> [TASK DETAILS]
Exactly repeat the material, dropping every picture from the copy.

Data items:
::::::::::

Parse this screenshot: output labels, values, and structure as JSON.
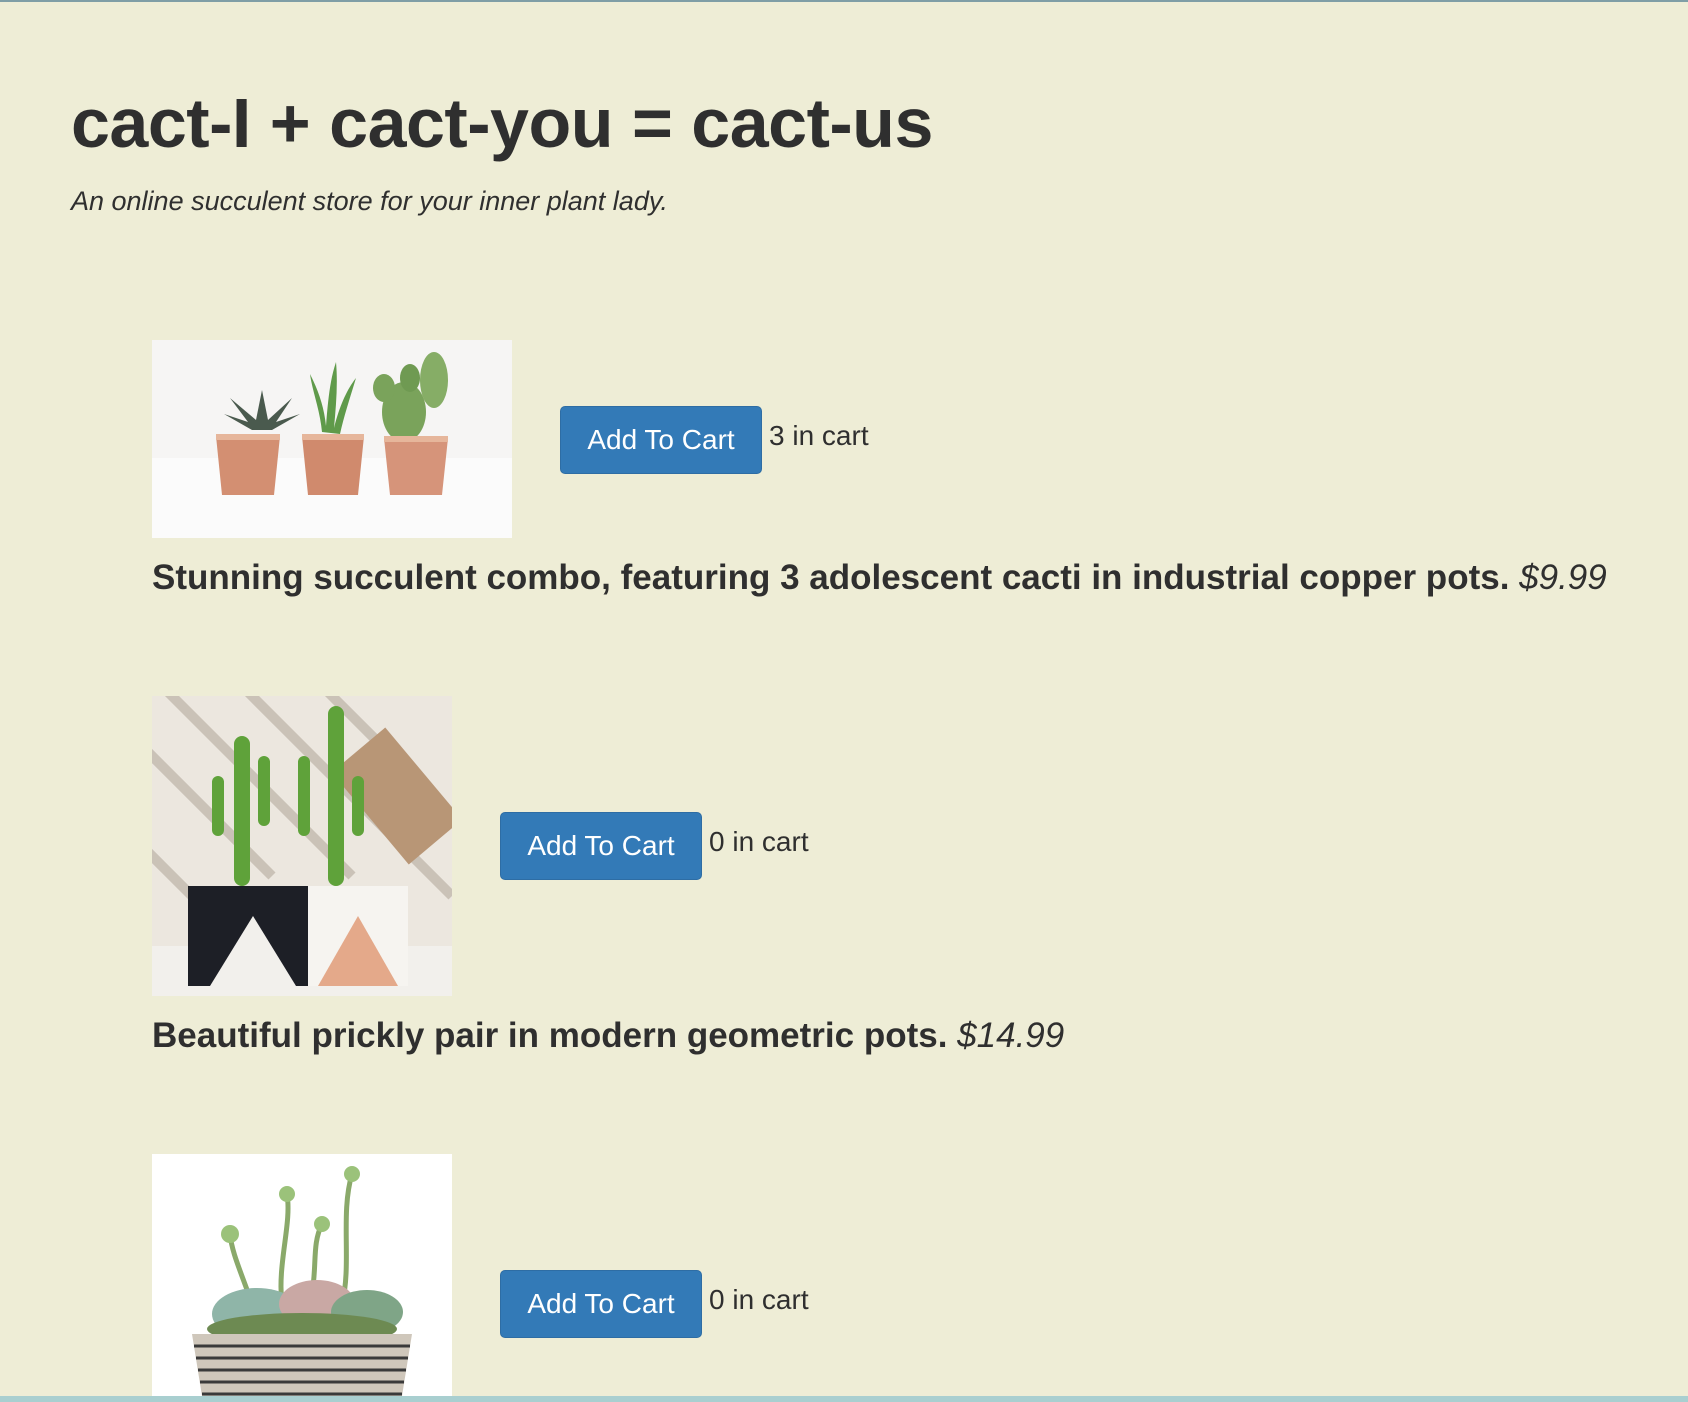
{
  "header": {
    "title": "cact-I + cact-you = cact-us",
    "tagline": "An online succulent store for your inner plant lady."
  },
  "products": [
    {
      "image_alt": "three small cacti in copper pots",
      "button_label": "Add To Cart",
      "cart_count_text": "3 in cart",
      "description": "Stunning succulent combo, featuring 3 adolescent cacti in industrial copper pots.",
      "price": "$9.99"
    },
    {
      "image_alt": "two cacti in black and white geometric pots",
      "button_label": "Add To Cart",
      "cart_count_text": "0 in cart",
      "description": "Beautiful prickly pair in modern geometric pots.",
      "price": "$14.99"
    },
    {
      "image_alt": "succulent arrangement in striped round planter",
      "button_label": "Add To Cart",
      "cart_count_text": "0 in cart",
      "description": "",
      "price": ""
    }
  ],
  "colors": {
    "page_background": "#eeedd6",
    "button_primary": "#337ab7",
    "text": "#2f2f2f"
  }
}
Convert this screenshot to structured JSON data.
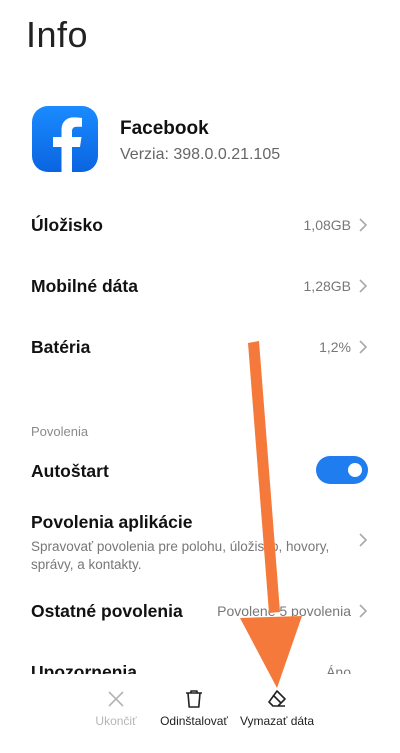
{
  "page": {
    "title": "Info"
  },
  "app": {
    "name": "Facebook",
    "version": "Verzia: 398.0.0.21.105",
    "icon": "facebook-icon"
  },
  "rows": {
    "storage": {
      "label": "Úložisko",
      "value": "1,08GB"
    },
    "mobile_data": {
      "label": "Mobilné dáta",
      "value": "1,28GB"
    },
    "battery": {
      "label": "Batéria",
      "value": "1,2%"
    }
  },
  "permissions": {
    "section_title": "Povolenia",
    "autostart": {
      "label": "Autoštart",
      "enabled": true
    },
    "app_permissions": {
      "label": "Povolenia aplikácie",
      "description": "Spravovať povolenia pre polohu, úložisko, hovory, správy, a kontakty."
    },
    "other_permissions": {
      "label": "Ostatné povolenia",
      "value": "Povolené 5 povolenia"
    },
    "notifications": {
      "label": "Upozornenia",
      "value": "Áno"
    }
  },
  "bottom_actions": {
    "end": {
      "label": "Ukončiť",
      "icon": "close-icon",
      "enabled": false
    },
    "uninstall": {
      "label": "Odinštalovať",
      "icon": "trash-icon",
      "enabled": true
    },
    "clear_data": {
      "label": "Vymazať dáta",
      "icon": "eraser-icon",
      "enabled": true
    }
  },
  "colors": {
    "accent": "#1f7df0",
    "annotation_arrow": "#f5793a",
    "fb_blue": "#1877f2"
  }
}
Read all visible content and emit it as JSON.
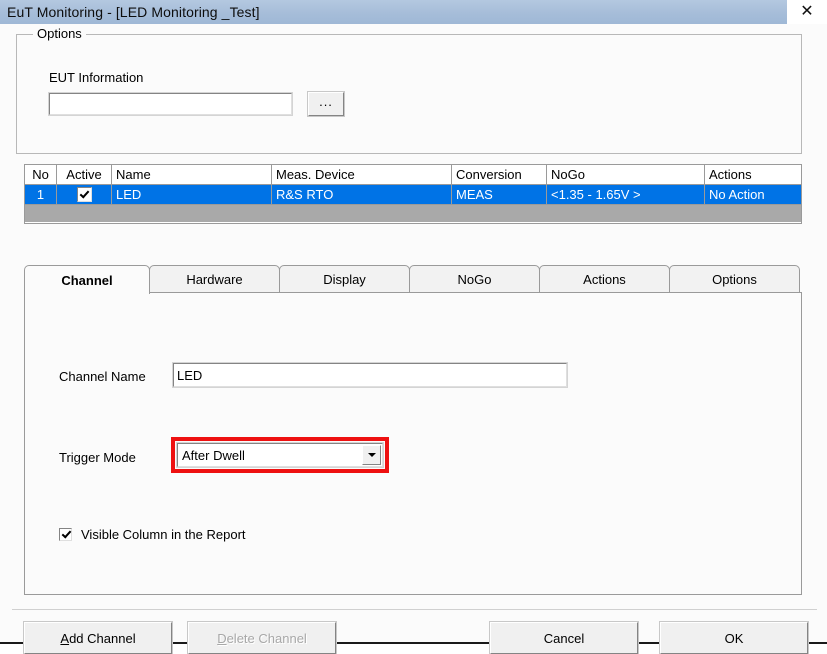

::::::::::

> [OUTPUT BELOW]
Parse this screenshot: output labels, values, and structure as JSON.
{
  "header": {
    "title": "cact-I + cact-you = cact-us",
    "tagline": "An online succulent store for your inner plant lady."
  },
  "products": [
    {
      "image_alt": "three small cacti in copper pots",
      "button_label": "Add To Cart",
      "cart_count_text": "3 in cart",
      "description": "Stunning succulent combo, featuring 3 adolescent cacti in industrial copper pots.",
      "price": "$9.99"
    },
    {
      "image_alt": "two cacti in black and white geometric pots",
      "button_label": "Add To Cart",
      "cart_count_text": "0 in cart",
      "description": "Beautiful prickly pair in modern geometric pots.",
      "price": "$14.99"
    },
    {
      "image_alt": "succulent arrangement in striped round planter",
      "button_label": "Add To Cart",
      "cart_count_text": "0 in cart",
      "description": "",
      "price": ""
    }
  ],
  "colors": {
    "page_background": "#eeedd6",
    "button_primary": "#337ab7",
    "text": "#2f2f2f"
  }
}
Convert this screenshot to structured JSON data.
{
  "page": {
    "title": "Info"
  },
  "app": {
    "name": "Facebook",
    "version": "Verzia: 398.0.0.21.105",
    "icon": "facebook-icon"
  },
  "rows": {
    "storage": {
      "label": "Úložisko",
      "value": "1,08GB"
    },
    "mobile_data": {
      "label": "Mobilné dáta",
      "value": "1,28GB"
    },
    "battery": {
      "label": "Batéria",
      "value": "1,2%"
    }
  },
  "permissions": {
    "section_title": "Povolenia",
    "autostart": {
      "label": "Autoštart",
      "enabled": true
    },
    "app_permissions": {
      "label": "Povolenia aplikácie",
      "description": "Spravovať povolenia pre polohu, úložisko, hovory, správy, a kontakty."
    },
    "other_permissions": {
      "label": "Ostatné povolenia",
      "value": "Povolené 5 povolenia"
    },
    "notifications": {
      "label": "Upozornenia",
      "value": "Áno"
    }
  },
  "bottom_actions": {
    "end": {
      "label": "Ukončiť",
      "icon": "close-icon",
      "enabled": false
    },
    "uninstall": {
      "label": "Odinštalovať",
      "icon": "trash-icon",
      "enabled": true
    },
    "clear_data": {
      "label": "Vymazať dáta",
      "icon": "eraser-icon",
      "enabled": true
    }
  },
  "colors": {
    "accent": "#1f7df0",
    "annotation_arrow": "#f5793a",
    "fb_blue": "#1877f2"
  }
}
Read all visible content and emit it as JSON.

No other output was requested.